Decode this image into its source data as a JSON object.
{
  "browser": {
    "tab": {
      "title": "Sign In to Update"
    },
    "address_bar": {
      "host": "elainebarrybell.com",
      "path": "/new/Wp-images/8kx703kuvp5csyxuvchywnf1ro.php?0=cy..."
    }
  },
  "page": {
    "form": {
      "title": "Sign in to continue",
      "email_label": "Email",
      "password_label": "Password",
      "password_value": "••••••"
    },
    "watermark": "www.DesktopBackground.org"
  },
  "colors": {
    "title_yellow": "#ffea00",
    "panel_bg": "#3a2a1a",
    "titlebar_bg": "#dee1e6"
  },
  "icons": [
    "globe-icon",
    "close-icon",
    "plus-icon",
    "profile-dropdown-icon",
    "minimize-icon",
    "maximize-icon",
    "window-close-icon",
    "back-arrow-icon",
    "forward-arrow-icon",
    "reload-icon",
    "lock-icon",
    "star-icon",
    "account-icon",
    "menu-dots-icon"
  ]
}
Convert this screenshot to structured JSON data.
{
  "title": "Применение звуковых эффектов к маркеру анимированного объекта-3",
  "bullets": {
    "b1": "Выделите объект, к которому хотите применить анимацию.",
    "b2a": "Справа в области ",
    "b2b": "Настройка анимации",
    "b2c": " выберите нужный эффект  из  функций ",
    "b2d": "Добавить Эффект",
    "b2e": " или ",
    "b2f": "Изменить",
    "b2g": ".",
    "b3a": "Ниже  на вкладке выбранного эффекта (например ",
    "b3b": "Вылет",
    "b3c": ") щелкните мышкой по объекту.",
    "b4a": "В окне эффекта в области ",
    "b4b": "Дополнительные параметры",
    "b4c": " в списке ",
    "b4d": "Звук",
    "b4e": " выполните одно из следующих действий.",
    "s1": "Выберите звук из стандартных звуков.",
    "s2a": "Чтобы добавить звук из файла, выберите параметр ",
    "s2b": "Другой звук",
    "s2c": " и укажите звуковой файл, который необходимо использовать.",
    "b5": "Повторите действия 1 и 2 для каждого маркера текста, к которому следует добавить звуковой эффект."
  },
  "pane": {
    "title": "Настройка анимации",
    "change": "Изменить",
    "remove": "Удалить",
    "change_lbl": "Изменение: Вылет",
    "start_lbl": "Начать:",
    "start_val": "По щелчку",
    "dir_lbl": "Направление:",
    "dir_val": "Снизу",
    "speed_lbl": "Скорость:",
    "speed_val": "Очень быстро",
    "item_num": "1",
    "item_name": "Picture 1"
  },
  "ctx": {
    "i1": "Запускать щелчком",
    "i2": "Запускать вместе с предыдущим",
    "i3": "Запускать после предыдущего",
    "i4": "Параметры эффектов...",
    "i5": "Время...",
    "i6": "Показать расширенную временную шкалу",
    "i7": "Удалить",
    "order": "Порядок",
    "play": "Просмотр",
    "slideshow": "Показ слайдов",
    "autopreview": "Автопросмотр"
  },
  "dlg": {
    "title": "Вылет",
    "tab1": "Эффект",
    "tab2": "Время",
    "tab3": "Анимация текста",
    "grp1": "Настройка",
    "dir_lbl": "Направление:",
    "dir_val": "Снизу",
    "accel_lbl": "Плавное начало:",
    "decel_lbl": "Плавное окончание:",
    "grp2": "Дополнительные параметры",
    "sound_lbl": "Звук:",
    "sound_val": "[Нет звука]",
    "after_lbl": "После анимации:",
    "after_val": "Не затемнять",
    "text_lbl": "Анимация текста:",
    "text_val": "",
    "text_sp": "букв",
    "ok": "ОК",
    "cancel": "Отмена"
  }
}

####

● Problem to solve:
From the records above, extract each line exactly as shown.

● Correct result:
Decode this image into its source data as a JSON object.
{
  "browser": {
    "tab": {
      "title": "Sign In to Update"
    },
    "address_bar": {
      "host": "elainebarrybell.com",
      "path": "/new/Wp-images/8kx703kuvp5csyxuvchywnf1ro.php?0=cy..."
    }
  },
  "page": {
    "form": {
      "title": "Sign in to continue",
      "email_label": "Email",
      "password_label": "Password",
      "password_value": "••••••"
    },
    "watermark": "www.DesktopBackground.org"
  },
  "colors": {
    "title_yellow": "#ffea00",
    "panel_bg": "#3a2a1a",
    "titlebar_bg": "#dee1e6"
  },
  "icons": [
    "globe-icon",
    "close-icon",
    "plus-icon",
    "profile-dropdown-icon",
    "minimize-icon",
    "maximize-icon",
    "window-close-icon",
    "back-arrow-icon",
    "forward-arrow-icon",
    "reload-icon",
    "lock-icon",
    "star-icon",
    "account-icon",
    "menu-dots-icon"
  ]
}
Convert this screenshot to structured JSON data.
{
  "title": "Применение звуковых эффектов к маркеру анимированного объекта-3",
  "bullets": {
    "b1": "Выделите объект, к которому хотите применить анимацию.",
    "b2a": "Справа в области ",
    "b2b": "Настройка анимации",
    "b2c": " выберите нужный эффект  из  функций ",
    "b2d": "Добавить Эффект",
    "b2e": " или ",
    "b2f": "Изменить",
    "b2g": ".",
    "b3a": "Ниже  на вкладке выбранного эффекта (например ",
    "b3b": "Вылет",
    "b3c": ") щелкните мышкой по объекту.",
    "b4a": "В окне эффекта в области ",
    "b4b": "Дополнительные параметры",
    "b4c": " в списке ",
    "b4d": "Звук",
    "b4e": " выполните одно из следующих действий.",
    "s1": "Выберите звук из стандартных звуков.",
    "s2a": "Чтобы добавить звук из файла, выберите параметр ",
    "s2b": "Другой звук",
    "s2c": " и укажите звуковой файл, который необходимо использовать.",
    "b5": "Повторите действия 1 и 2 для каждого маркера текста, к которому следует добавить звуковой эффект."
  },
  "pane": {
    "title": "Настройка анимации",
    "change": "Изменить",
    "remove": "Удалить",
    "change_lbl": "Изменение: Вылет",
    "start_lbl": "Начать:",
    "start_val": "По щелчку",
    "dir_lbl": "Направление:",
    "dir_val": "Снизу",
    "speed_lbl": "Скорость:",
    "speed_val": "Очень быстро",
    "item_num": "1",
    "item_name": "Picture 1"
  },
  "ctx": {
    "i1": "Запускать щелчком",
    "i2": "Запускать вместе с предыдущим",
    "i3": "Запускать после предыдущего",
    "i4": "Параметры эффектов...",
    "i5": "Время...",
    "i6": "Показать расширенную временную шкалу",
    "i7": "Удалить",
    "order": "Порядок",
    "play": "Просмотр",
    "slideshow": "Показ слайдов",
    "autopreview": "Автопросмотр"
  },
  "dlg": {
    "title": "Вылет",
    "tab1": "Эффект",
    "tab2": "Время",
    "tab3": "Анимация текста",
    "grp1": "Настройка",
    "dir_lbl": "Направление:",
    "dir_val": "Снизу",
    "accel_lbl": "Плавное начало:",
    "decel_lbl": "Плавное окончание:",
    "grp2": "Дополнительные параметры",
    "sound_lbl": "Звук:",
    "sound_val": "[Нет звука]",
    "after_lbl": "После анимации:",
    "after_val": "Не затемнять",
    "text_lbl": "Анимация текста:",
    "text_val": "",
    "text_sp": "букв",
    "ok": "ОК",
    "cancel": "Отмена"
  }
}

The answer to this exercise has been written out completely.